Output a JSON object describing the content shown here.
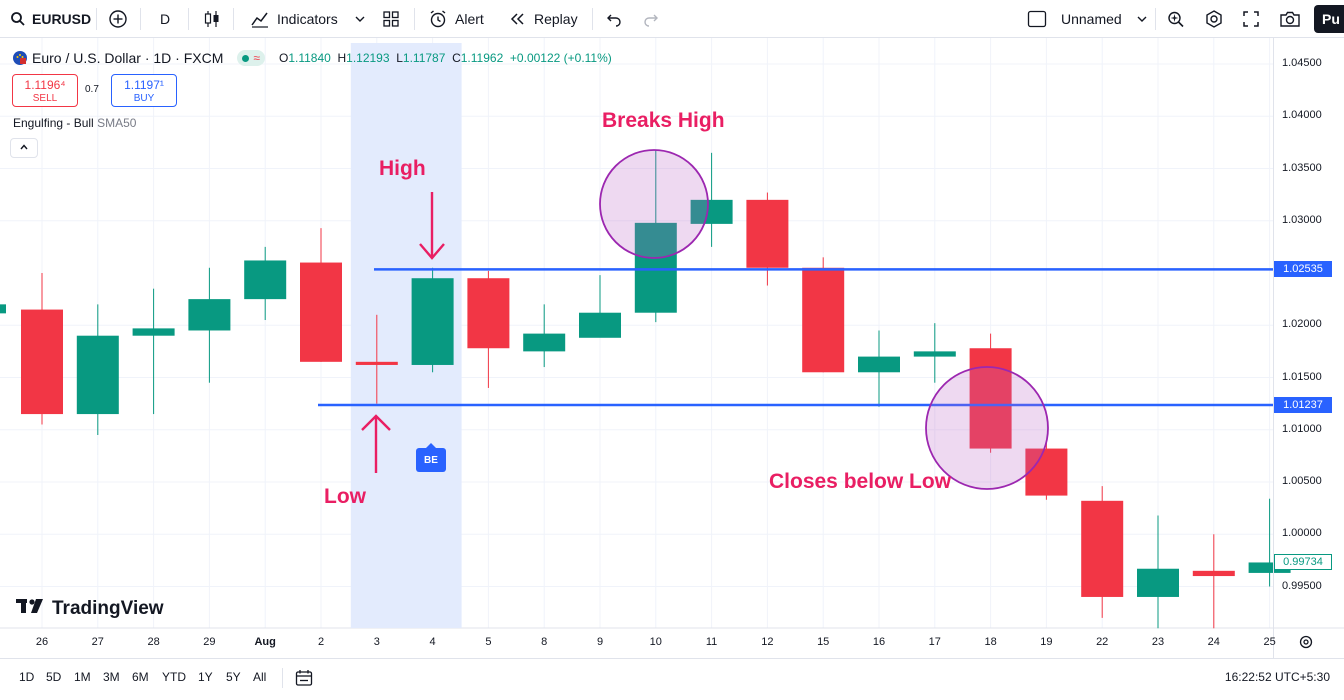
{
  "toolbar": {
    "symbol": "EURUSD",
    "interval": "D",
    "indicators_label": "Indicators",
    "alert_label": "Alert",
    "replay_label": "Replay",
    "layout_name": "Unnamed",
    "publish_label": "Pu"
  },
  "legend": {
    "title": "Euro / U.S. Dollar · 1D · FXCM",
    "open_key": "O",
    "open": "1.11840",
    "high_key": "H",
    "high": "1.12193",
    "low_key": "L",
    "low": "1.11787",
    "close_key": "C",
    "close": "1.11962",
    "change": "+0.00122 (+0.11%)",
    "market_status_color": "#089981"
  },
  "trade": {
    "sell_price": "1.1196⁴",
    "sell_label": "SELL",
    "spread": "0.7",
    "buy_price": "1.1197¹",
    "buy_label": "BUY"
  },
  "indicator": {
    "name": "Engulfing - Bull",
    "sub": "SMA50"
  },
  "price_axis": {
    "ticks": [
      "1.04500",
      "1.04000",
      "1.03500",
      "1.03000",
      "1.02000",
      "1.01500",
      "1.01000",
      "1.00500",
      "1.00000",
      "0.99500"
    ],
    "high_level": "1.02535",
    "low_level": "1.01237",
    "last_price": "0.99734"
  },
  "time_axis": {
    "labels": [
      "26",
      "27",
      "28",
      "29",
      "Aug",
      "2",
      "3",
      "4",
      "5",
      "8",
      "9",
      "10",
      "11",
      "12",
      "15",
      "16",
      "17",
      "18",
      "19",
      "22",
      "23",
      "24",
      "25"
    ]
  },
  "chart_data": {
    "type": "candlestick",
    "x": [
      "26",
      "27",
      "28",
      "29",
      "Aug",
      "2",
      "3",
      "4",
      "5",
      "8",
      "9",
      "10",
      "11",
      "12",
      "15",
      "16",
      "17",
      "18",
      "19",
      "22",
      "23",
      "24",
      "25"
    ],
    "open": [
      1.0215,
      1.0115,
      1.019,
      1.0195,
      1.0225,
      1.026,
      1.0165,
      1.0162,
      1.0245,
      1.0175,
      1.0188,
      1.0212,
      1.0297,
      1.032,
      1.0255,
      1.0155,
      1.017,
      1.0178,
      1.0082,
      1.0032,
      0.994,
      0.9965,
      0.9963
    ],
    "high": [
      1.025,
      1.022,
      1.0235,
      1.0255,
      1.0275,
      1.0293,
      1.021,
      1.0255,
      1.0252,
      1.022,
      1.0248,
      1.0368,
      1.0365,
      1.0327,
      1.0265,
      1.0195,
      1.0202,
      1.0192,
      1.0088,
      1.0046,
      1.0018,
      1.0,
      1.0034
    ],
    "low": [
      1.0105,
      1.0095,
      1.0115,
      1.0145,
      1.0205,
      1.0165,
      1.0125,
      1.0155,
      1.014,
      1.016,
      1.019,
      1.0203,
      1.0275,
      1.0238,
      1.0155,
      1.0122,
      1.0145,
      1.0078,
      1.0033,
      0.992,
      0.991,
      0.991,
      0.995
    ],
    "close": [
      1.0115,
      1.019,
      1.0197,
      1.0225,
      1.0262,
      1.0165,
      1.0162,
      1.0245,
      1.0178,
      1.0192,
      1.0212,
      1.0298,
      1.032,
      1.0255,
      1.0155,
      1.017,
      1.0175,
      1.0082,
      1.0037,
      0.994,
      0.9967,
      0.996,
      0.9973
    ],
    "ylim": [
      0.99,
      1.046
    ],
    "horizontal_lines": [
      1.02535,
      1.01237
    ],
    "highlight_range": [
      "3",
      "4"
    ],
    "annotations": [
      "High",
      "Low",
      "Breaks High",
      "Closes below Low"
    ],
    "signal_badge": "BE",
    "colors": {
      "up": "#089981",
      "down": "#f23645",
      "level_line": "#2962ff",
      "highlight": "#e3ebfd",
      "circle": "#9c27b0",
      "arrow": "#e91e63"
    }
  },
  "annotation_text": {
    "high": "High",
    "low": "Low",
    "breaks_high": "Breaks High",
    "closes_below_low": "Closes below Low",
    "be": "BE"
  },
  "brand": "TradingView",
  "bottom": {
    "ranges": [
      "1D",
      "5D",
      "1M",
      "3M",
      "6M",
      "YTD",
      "1Y",
      "5Y",
      "All"
    ],
    "clock": "16:22:52 UTC+5:30"
  }
}
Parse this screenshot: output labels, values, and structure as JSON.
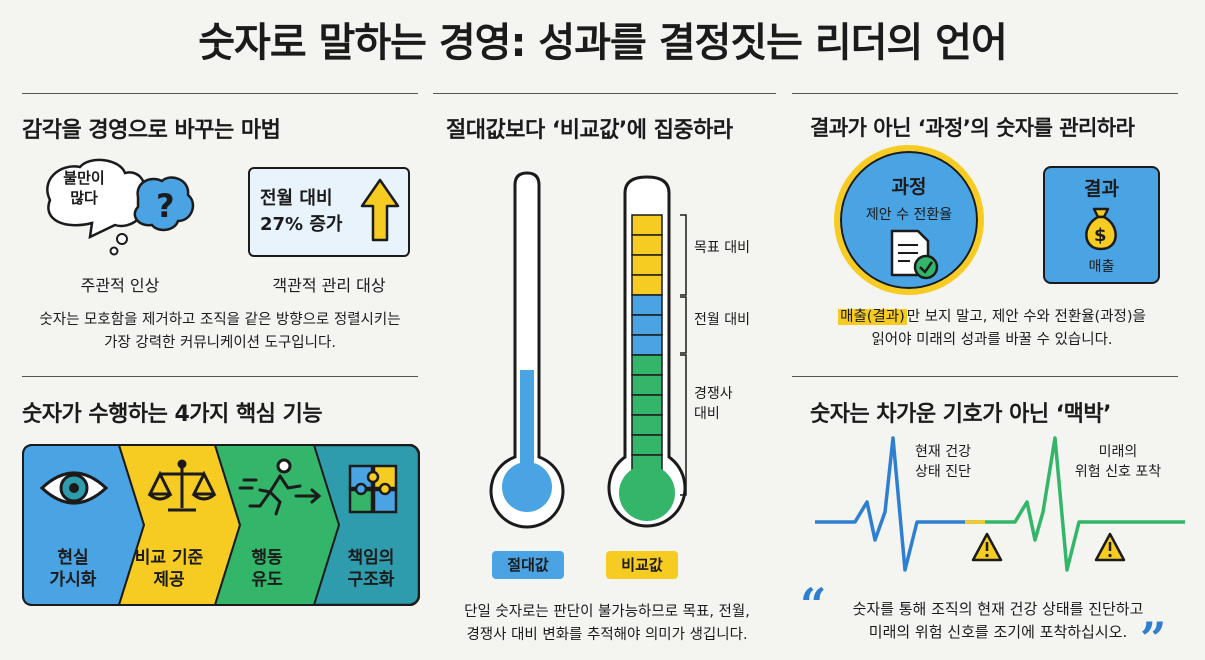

◆ ◆ ◆ ◆ ◆ ◆ ◆

* [WHAT TO DO]:
Gather each line of the listing containing the word "labels" and show it.

* [OUTPUT]:
    "labels": [
Parse this screenshot: output labels, values, and structure as JSON.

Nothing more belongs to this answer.